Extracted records
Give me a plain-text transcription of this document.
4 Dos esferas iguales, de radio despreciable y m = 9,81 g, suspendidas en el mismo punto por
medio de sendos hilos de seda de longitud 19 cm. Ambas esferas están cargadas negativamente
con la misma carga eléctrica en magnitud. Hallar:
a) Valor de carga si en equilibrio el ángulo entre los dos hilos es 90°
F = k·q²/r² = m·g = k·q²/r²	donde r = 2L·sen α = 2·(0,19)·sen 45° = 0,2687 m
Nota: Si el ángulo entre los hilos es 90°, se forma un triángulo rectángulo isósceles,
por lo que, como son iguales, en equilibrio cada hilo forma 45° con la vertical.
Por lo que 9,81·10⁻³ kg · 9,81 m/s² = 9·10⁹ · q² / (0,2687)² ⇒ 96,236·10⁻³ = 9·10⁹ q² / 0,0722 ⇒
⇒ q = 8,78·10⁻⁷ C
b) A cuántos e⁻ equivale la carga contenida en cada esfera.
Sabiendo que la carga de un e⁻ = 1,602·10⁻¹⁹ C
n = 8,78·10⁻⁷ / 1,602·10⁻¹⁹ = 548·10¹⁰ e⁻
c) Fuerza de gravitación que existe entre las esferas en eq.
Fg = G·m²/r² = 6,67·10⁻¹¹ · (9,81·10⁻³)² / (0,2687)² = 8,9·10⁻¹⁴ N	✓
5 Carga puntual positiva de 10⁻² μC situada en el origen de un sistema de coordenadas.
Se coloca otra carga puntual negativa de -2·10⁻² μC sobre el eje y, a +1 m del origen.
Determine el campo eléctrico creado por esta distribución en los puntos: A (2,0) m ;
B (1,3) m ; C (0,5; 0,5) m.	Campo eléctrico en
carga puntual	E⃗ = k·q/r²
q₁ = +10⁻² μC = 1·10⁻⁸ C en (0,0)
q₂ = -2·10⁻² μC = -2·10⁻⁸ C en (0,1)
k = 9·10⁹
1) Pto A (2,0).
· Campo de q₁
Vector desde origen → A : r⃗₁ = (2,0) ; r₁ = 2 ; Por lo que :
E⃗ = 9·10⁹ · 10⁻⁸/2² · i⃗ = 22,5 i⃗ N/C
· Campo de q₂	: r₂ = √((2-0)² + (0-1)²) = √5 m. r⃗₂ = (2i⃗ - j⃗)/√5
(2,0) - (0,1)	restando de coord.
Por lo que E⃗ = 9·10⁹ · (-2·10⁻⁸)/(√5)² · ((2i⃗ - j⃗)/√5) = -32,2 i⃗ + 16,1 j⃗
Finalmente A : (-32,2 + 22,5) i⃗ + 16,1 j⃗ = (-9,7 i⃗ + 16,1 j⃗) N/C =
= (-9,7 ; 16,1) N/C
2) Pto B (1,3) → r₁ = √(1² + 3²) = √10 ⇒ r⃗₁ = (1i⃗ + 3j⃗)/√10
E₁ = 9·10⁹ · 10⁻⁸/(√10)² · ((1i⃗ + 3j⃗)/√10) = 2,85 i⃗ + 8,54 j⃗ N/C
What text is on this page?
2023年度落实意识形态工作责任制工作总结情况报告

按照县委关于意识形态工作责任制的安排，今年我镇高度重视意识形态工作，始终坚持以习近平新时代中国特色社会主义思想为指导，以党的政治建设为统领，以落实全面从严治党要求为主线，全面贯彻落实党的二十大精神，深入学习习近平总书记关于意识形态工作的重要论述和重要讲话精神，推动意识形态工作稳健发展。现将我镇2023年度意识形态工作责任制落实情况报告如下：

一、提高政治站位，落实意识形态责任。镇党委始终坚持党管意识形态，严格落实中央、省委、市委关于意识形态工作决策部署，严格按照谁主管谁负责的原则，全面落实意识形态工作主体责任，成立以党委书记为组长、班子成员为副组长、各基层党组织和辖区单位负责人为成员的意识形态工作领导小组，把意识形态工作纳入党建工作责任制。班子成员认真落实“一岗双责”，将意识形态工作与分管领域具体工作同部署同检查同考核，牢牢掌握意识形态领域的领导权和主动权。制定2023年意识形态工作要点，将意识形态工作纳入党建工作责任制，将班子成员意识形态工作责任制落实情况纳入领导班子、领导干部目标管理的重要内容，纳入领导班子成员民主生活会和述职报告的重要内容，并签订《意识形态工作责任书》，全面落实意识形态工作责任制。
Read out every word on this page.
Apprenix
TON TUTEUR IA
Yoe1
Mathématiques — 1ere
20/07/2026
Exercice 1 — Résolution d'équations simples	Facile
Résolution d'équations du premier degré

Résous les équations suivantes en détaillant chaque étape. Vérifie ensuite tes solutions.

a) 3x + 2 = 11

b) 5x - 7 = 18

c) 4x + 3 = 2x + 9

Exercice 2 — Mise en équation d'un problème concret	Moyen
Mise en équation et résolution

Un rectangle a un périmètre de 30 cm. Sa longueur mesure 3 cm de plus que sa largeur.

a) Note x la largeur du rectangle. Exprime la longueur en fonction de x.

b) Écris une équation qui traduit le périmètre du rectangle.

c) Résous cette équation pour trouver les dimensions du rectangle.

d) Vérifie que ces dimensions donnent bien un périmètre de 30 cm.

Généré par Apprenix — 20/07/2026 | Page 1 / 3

**SHORT EXERCISE**: Among the lines of the data, identify those with the word "périmètre". Copy each of them.

**RESULT**:
Un rectangle a un périmètre de 30 cm. Sa longueur mesure 3 cm de plus que sa largeur.
b) Écris une équation qui traduit le périmètre du rectangle.
d) Vérifie que ces dimensions donnent bien un périmètre de 30 cm.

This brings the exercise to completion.